Figure contents as structured data:
──────────────────────────────

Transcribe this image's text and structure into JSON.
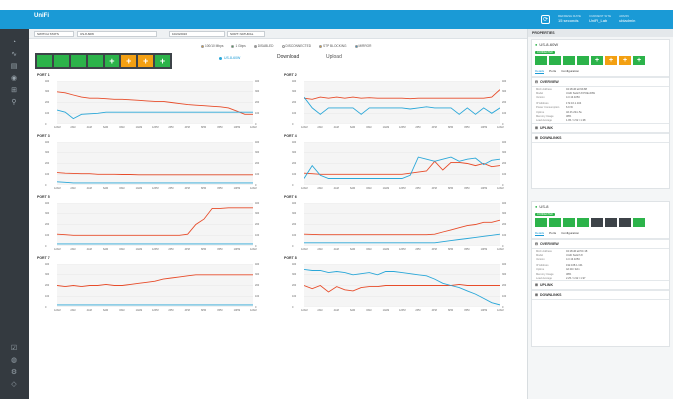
{
  "app": {
    "logo": "UniFi"
  },
  "topbar": {
    "refresh_icon": "refresh-icon",
    "refresh_label": "REFRESH RATE",
    "refresh_value": "15 seconds",
    "site_label": "CURRENT SITE",
    "site_value": "UniFi_Lab",
    "admin_label": "ADMIN",
    "admin_value": "ubiadmin"
  },
  "nav": {
    "icons": [
      "dashboard-icon",
      "map-icon",
      "devices-icon",
      "clients-icon",
      "statistics-icon",
      "insights-icon",
      "alerts-icon",
      "events-icon",
      "settings-icon",
      "chat-icon"
    ]
  },
  "filter": {
    "switch_stats": "SWITCH STATS",
    "device": "US-8-60W",
    "date": "10/24/2016",
    "sort": "SORT: NATURAL"
  },
  "legend": {
    "items": [
      {
        "label": "100/10 Mbps",
        "color": "#f3a012"
      },
      {
        "label": "1 Gbps",
        "color": "#2cb34a"
      },
      {
        "label": "DISABLED",
        "color": "#999999"
      },
      {
        "label": "DISCONNECTED",
        "color": "#ffffff"
      },
      {
        "label": "STP BLOCKING",
        "color": "#f3a012"
      },
      {
        "label": "MIRROR",
        "color": "#1a9ad6"
      }
    ]
  },
  "device_tag": "US-8-60W",
  "tabs": {
    "download": "Download",
    "upload": "Upload"
  },
  "ports_panel": {
    "ports": [
      {
        "state": "green"
      },
      {
        "state": "green"
      },
      {
        "state": "green"
      },
      {
        "state": "green"
      },
      {
        "state": "green-plus"
      },
      {
        "state": "orange-plus"
      },
      {
        "state": "orange-plus"
      },
      {
        "state": "green-plus"
      }
    ]
  },
  "colors": {
    "accent": "#1a9ad6",
    "download": "#e74c2a",
    "upload": "#2aa7d8",
    "green": "#2cb34a",
    "orange": "#f3a012"
  },
  "charts": [
    {
      "title": "PORT 1"
    },
    {
      "title": "PORT 2"
    },
    {
      "title": "PORT 3"
    },
    {
      "title": "PORT 4"
    },
    {
      "title": "PORT 5"
    },
    {
      "title": "PORT 6"
    },
    {
      "title": "PORT 7"
    },
    {
      "title": "PORT 8"
    }
  ],
  "x_ticks": [
    "12AM",
    "2AM",
    "4AM",
    "6AM",
    "8AM",
    "10AM",
    "12PM",
    "2PM",
    "4PM",
    "6PM",
    "8PM",
    "10PM",
    "12AM"
  ],
  "chart_data": [
    {
      "type": "line",
      "title": "PORT 1",
      "ylim": [
        0,
        400
      ],
      "series": [
        {
          "color": "#e74c2a",
          "values": [
            300,
            290,
            270,
            250,
            240,
            240,
            235,
            230,
            230,
            225,
            220,
            215,
            210,
            210,
            200,
            190,
            180,
            175,
            170,
            165,
            160,
            150,
            120,
            90,
            90
          ]
        },
        {
          "color": "#2aa7d8",
          "values": [
            130,
            110,
            50,
            90,
            95,
            100,
            110,
            110,
            110,
            110,
            110,
            110,
            110,
            110,
            110,
            110,
            110,
            110,
            110,
            110,
            110,
            110,
            110,
            110,
            110
          ]
        }
      ]
    },
    {
      "type": "line",
      "title": "PORT 2",
      "ylim": [
        0,
        400
      ],
      "series": [
        {
          "color": "#e74c2a",
          "values": [
            240,
            230,
            250,
            240,
            250,
            240,
            250,
            240,
            245,
            240,
            240,
            240,
            240,
            235,
            240,
            240,
            240,
            240,
            240,
            240,
            240,
            240,
            240,
            250,
            320
          ]
        },
        {
          "color": "#2aa7d8",
          "values": [
            250,
            150,
            90,
            150,
            150,
            150,
            150,
            90,
            150,
            150,
            150,
            150,
            150,
            140,
            150,
            160,
            150,
            150,
            150,
            90,
            150,
            90,
            150,
            100,
            150
          ]
        }
      ]
    },
    {
      "type": "line",
      "title": "PORT 3",
      "ylim": [
        0,
        400
      ],
      "series": [
        {
          "color": "#e74c2a",
          "values": [
            115,
            110,
            108,
            105,
            105,
            100,
            100,
            100,
            98,
            98,
            95,
            95,
            95,
            95,
            95,
            95,
            95,
            95,
            95,
            95,
            95,
            95,
            95,
            95,
            95
          ]
        },
        {
          "color": "#2aa7d8",
          "values": [
            30,
            25,
            20,
            20,
            20,
            20,
            20,
            20,
            20,
            20,
            20,
            20,
            20,
            20,
            20,
            20,
            20,
            20,
            20,
            20,
            20,
            20,
            20,
            20,
            20
          ]
        }
      ]
    },
    {
      "type": "line",
      "title": "PORT 4",
      "ylim": [
        0,
        400
      ],
      "series": [
        {
          "color": "#e74c2a",
          "values": [
            110,
            105,
            100,
            100,
            100,
            100,
            100,
            100,
            100,
            100,
            100,
            100,
            100,
            110,
            120,
            130,
            220,
            140,
            210,
            210,
            200,
            180,
            200,
            170,
            180
          ]
        },
        {
          "color": "#2aa7d8",
          "values": [
            60,
            180,
            90,
            60,
            60,
            60,
            60,
            60,
            60,
            60,
            60,
            60,
            60,
            90,
            260,
            240,
            220,
            240,
            260,
            220,
            240,
            250,
            190,
            230,
            240
          ]
        }
      ]
    },
    {
      "type": "line",
      "title": "PORT 5",
      "ylim": [
        0,
        400
      ],
      "series": [
        {
          "color": "#e74c2a",
          "values": [
            110,
            105,
            100,
            100,
            100,
            100,
            100,
            100,
            100,
            100,
            100,
            100,
            100,
            100,
            100,
            100,
            110,
            200,
            250,
            350,
            350,
            355,
            355,
            355,
            355
          ]
        },
        {
          "color": "#2aa7d8",
          "values": [
            20,
            20,
            20,
            20,
            20,
            20,
            20,
            20,
            20,
            20,
            20,
            20,
            20,
            20,
            20,
            20,
            20,
            20,
            20,
            20,
            20,
            20,
            20,
            20,
            20
          ]
        }
      ]
    },
    {
      "type": "line",
      "title": "PORT 6",
      "ylim": [
        0,
        400
      ],
      "series": [
        {
          "color": "#e74c2a",
          "values": [
            110,
            108,
            105,
            105,
            105,
            105,
            105,
            105,
            105,
            105,
            105,
            105,
            105,
            105,
            105,
            105,
            110,
            130,
            150,
            170,
            190,
            200,
            220,
            220,
            240
          ]
        },
        {
          "color": "#2aa7d8",
          "values": [
            30,
            30,
            30,
            30,
            30,
            30,
            30,
            30,
            30,
            30,
            30,
            30,
            30,
            30,
            30,
            30,
            30,
            40,
            50,
            60,
            70,
            80,
            90,
            100,
            110
          ]
        }
      ]
    },
    {
      "type": "line",
      "title": "PORT 7",
      "ylim": [
        0,
        400
      ],
      "series": [
        {
          "color": "#e74c2a",
          "values": [
            200,
            190,
            200,
            190,
            200,
            200,
            210,
            200,
            200,
            210,
            220,
            230,
            240,
            260,
            270,
            280,
            290,
            300,
            300,
            300,
            300,
            300,
            300,
            300,
            300
          ]
        },
        {
          "color": "#2aa7d8",
          "values": [
            20,
            20,
            20,
            20,
            20,
            20,
            20,
            20,
            20,
            20,
            20,
            20,
            20,
            20,
            20,
            20,
            20,
            20,
            20,
            20,
            20,
            20,
            20,
            20,
            20
          ]
        }
      ]
    },
    {
      "type": "line",
      "title": "PORT 8",
      "ylim": [
        0,
        400
      ],
      "series": [
        {
          "color": "#e74c2a",
          "values": [
            200,
            170,
            200,
            140,
            190,
            160,
            150,
            180,
            190,
            190,
            200,
            200,
            200,
            200,
            200,
            200,
            200,
            200,
            200,
            210,
            200,
            200,
            200,
            200,
            200
          ]
        },
        {
          "color": "#2aa7d8",
          "values": [
            350,
            340,
            340,
            320,
            330,
            320,
            300,
            310,
            320,
            300,
            330,
            330,
            320,
            310,
            300,
            290,
            260,
            220,
            200,
            180,
            150,
            120,
            80,
            40,
            20
          ]
        }
      ]
    }
  ],
  "properties": {
    "title": "PROPERTIES",
    "card1": {
      "name": "US-8-60W",
      "badge": "CONNECTED",
      "ports": [
        "green",
        "green",
        "green",
        "green",
        "green-plus",
        "orange-plus",
        "orange-plus",
        "green-plus"
      ],
      "tabs": [
        "Details",
        "Ports",
        "Configuration"
      ],
      "overview": "OVERVIEW",
      "rows": [
        {
          "k": "MAC Address",
          "v": "04:18:d6:a0:9b:88"
        },
        {
          "k": "Model",
          "v": "UniFi Switch 8 POE-60W"
        },
        {
          "k": "Version",
          "v": "4.3.13.3253"
        },
        {
          "k": "IP Address",
          "v": "172.16.1.104"
        },
        {
          "k": "Power Consumption",
          "v": "6.9 W"
        },
        {
          "k": "Uptime",
          "v": "3d 4h 23m 5s"
        },
        {
          "k": "Memory Usage",
          "v": "38%"
        },
        {
          "k": "Load Average",
          "v": "1.95 / 1.52 / 1.38"
        }
      ],
      "uplink": "UPLINK",
      "downlinks": "DOWNLINKS"
    },
    "card2": {
      "name": "US-8",
      "badge": "CONNECTED",
      "ports": [
        "green",
        "green",
        "green",
        "green",
        "dark",
        "dark",
        "dark",
        "green"
      ],
      "tabs": [
        "Details",
        "Ports",
        "Configuration"
      ],
      "overview": "OVERVIEW",
      "rows": [
        {
          "k": "MAC Address",
          "v": "04:18:d6:a0:5C:18"
        },
        {
          "k": "Model",
          "v": "UniFi Switch 8"
        },
        {
          "k": "Version",
          "v": "4.3.13.3253"
        },
        {
          "k": "IP Address",
          "v": "192.168.1.101"
        },
        {
          "k": "Uptime",
          "v": "4d 21h 32m"
        },
        {
          "k": "Memory Usage",
          "v": "38%"
        },
        {
          "k": "Load Average",
          "v": "2.25 / 1.92 / 1.97"
        }
      ],
      "uplink": "UPLINK",
      "downlinks": "DOWNLINKS"
    }
  }
}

──────────────────────────────

In the entries above, identify each line that includes the string "download", then copy it.

    "download": "Download",
    "download": "#e74c2a",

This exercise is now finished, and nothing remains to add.